The answer is a single number: how many lines hold the string "screenshot".

━━━━━━━━━━━━━━━━━━━━

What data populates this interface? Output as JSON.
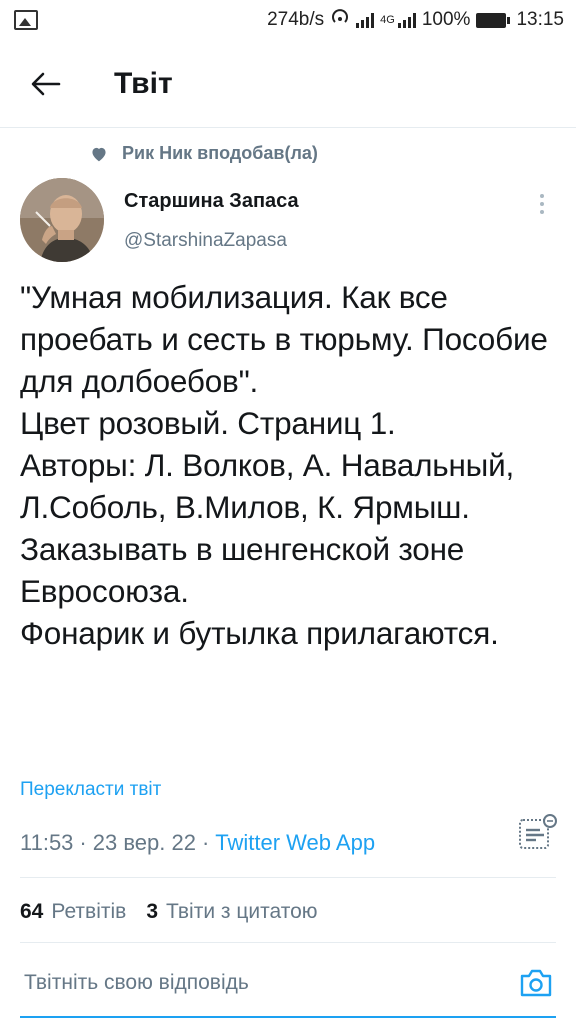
{
  "status_bar": {
    "net_speed": "274b/s",
    "net_type": "4G",
    "battery": "100%",
    "time": "13:15"
  },
  "header": {
    "title": "Твіт"
  },
  "social_context": {
    "text": "Рик Ник вподобав(ла)"
  },
  "author": {
    "name": "Старшина Запаса",
    "handle": "@StarshinaZapasa"
  },
  "tweet": {
    "text": "\"Умная мобилизация. Как все проебать и сесть в тюрьму. Пособие для долбоебов\".\nЦвет розовый. Страниц 1.\nАвторы: Л. Волков, А. Навальный, Л.Соболь, В.Милов, К. Ярмыш.\nЗаказывать в шенгенской зоне Евросоюза.\nФонарик и бутылка прилагаются.",
    "translate_label": "Перекласти твіт",
    "time": "11:53",
    "separator": "·",
    "date": "23 вер. 22",
    "source": "Twitter Web App"
  },
  "stats": {
    "retweets_count": "64",
    "retweets_label": "Ретвітів",
    "quotes_count": "3",
    "quotes_label": "Твіти з цитатою"
  },
  "reply": {
    "placeholder": "Твітніть свою відповідь"
  },
  "colors": {
    "accent": "#1da1f2",
    "secondary_text": "#657786",
    "divider": "#e6ecf0"
  },
  "icons": {
    "back": "arrow-left-icon",
    "like": "heart-icon",
    "more": "vertical-dots-icon",
    "analytics": "analytics-icon",
    "camera": "camera-icon"
  }
}
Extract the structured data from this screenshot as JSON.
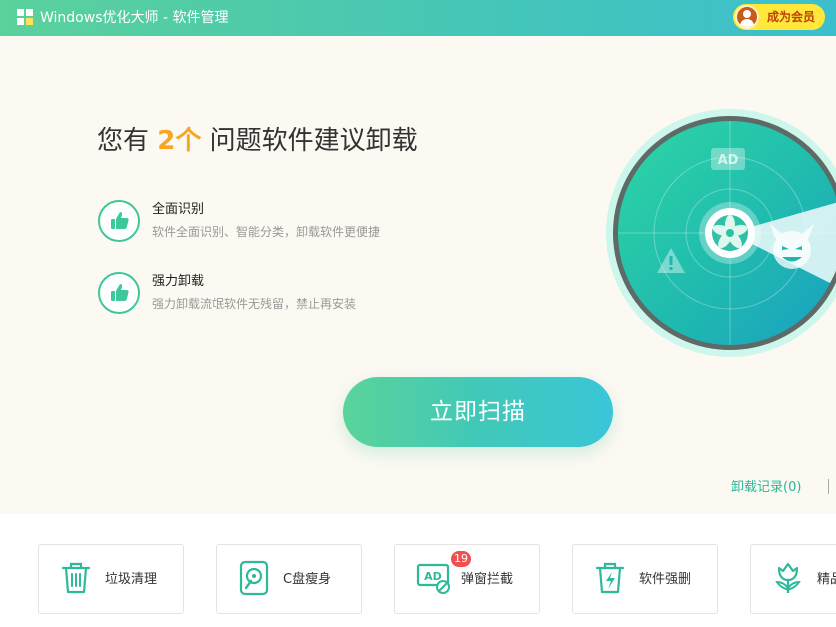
{
  "window": {
    "title": "Windows优化大师 - 软件管理"
  },
  "member_button": {
    "label": "成为会员"
  },
  "headline": {
    "prefix": "您有",
    "count": "2个",
    "suffix": "问题软件建议卸载"
  },
  "features": [
    {
      "title": "全面识别",
      "desc": "软件全面识别、智能分类，卸载软件更便捷",
      "icon": "thumbs-up-icon"
    },
    {
      "title": "强力卸载",
      "desc": "强力卸载流氓软件无残留，禁止再安装",
      "icon": "thumbs-up-icon"
    }
  ],
  "radar": {
    "ad_label": "AD"
  },
  "scan_button": {
    "label": "立即扫描"
  },
  "uninstall_history": {
    "label": "卸载记录(0)"
  },
  "tools": [
    {
      "label": "垃圾清理",
      "icon": "trash-icon"
    },
    {
      "label": "C盘瘦身",
      "icon": "disk-icon"
    },
    {
      "label": "弹窗拦截",
      "icon": "ad-block-icon",
      "badge": "19"
    },
    {
      "label": "软件强删",
      "icon": "force-delete-icon"
    },
    {
      "label": "精品",
      "icon": "tulip-icon"
    }
  ],
  "colors": {
    "accent": "#3dc89b",
    "highlight": "#f5a623",
    "member": "#ffe83a",
    "badge": "#f05050"
  }
}
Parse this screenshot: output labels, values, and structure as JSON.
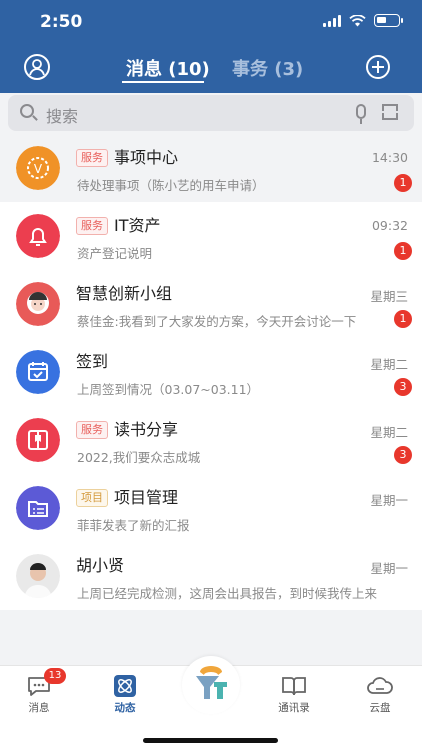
{
  "status": {
    "time": "2:50"
  },
  "tabs": {
    "messages": "消息 (10)",
    "tasks": "事务 (3)"
  },
  "search": {
    "placeholder": "搜索"
  },
  "messages": [
    {
      "tag": "服务",
      "title": "事项中心",
      "subtitle": "待处理事项（陈小艺的用车申请）",
      "time": "14:30",
      "badge": "1"
    },
    {
      "tag": "服务",
      "title": "IT资产",
      "subtitle": "资产登记说明",
      "time": "09:32",
      "badge": "1"
    },
    {
      "tag": "",
      "title": "智慧创新小组",
      "subtitle": "蔡佳金:我看到了大家发的方案，今天开会讨论一下",
      "time": "星期三",
      "badge": "1"
    },
    {
      "tag": "",
      "title": "签到",
      "subtitle": "上周签到情况（03.07~03.11）",
      "time": "星期二",
      "badge": "3"
    },
    {
      "tag": "服务",
      "title": "读书分享",
      "subtitle": "2022,我们要众志成城",
      "time": "星期二",
      "badge": "3"
    },
    {
      "tag": "项目",
      "title": "项目管理",
      "subtitle": "菲菲发表了新的汇报",
      "time": "星期一",
      "badge": ""
    },
    {
      "tag": "",
      "title": "胡小贤",
      "subtitle": "上周已经完成检测，这周会出具报告，到时候我传上来",
      "time": "星期一",
      "badge": ""
    }
  ],
  "tabbar": {
    "messages": "消息",
    "messages_badge": "13",
    "feed": "动态",
    "contacts": "通讯录",
    "cloud": "云盘"
  },
  "colors": {
    "header": "#2f62a3",
    "badge": "#e8372c",
    "orange": "#f09227",
    "red": "#ec3e4f",
    "blue": "#3872e0",
    "purple": "#5c5ad6"
  }
}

━━━━━━━━━━━━━━━━━━━━

Expected answer:
2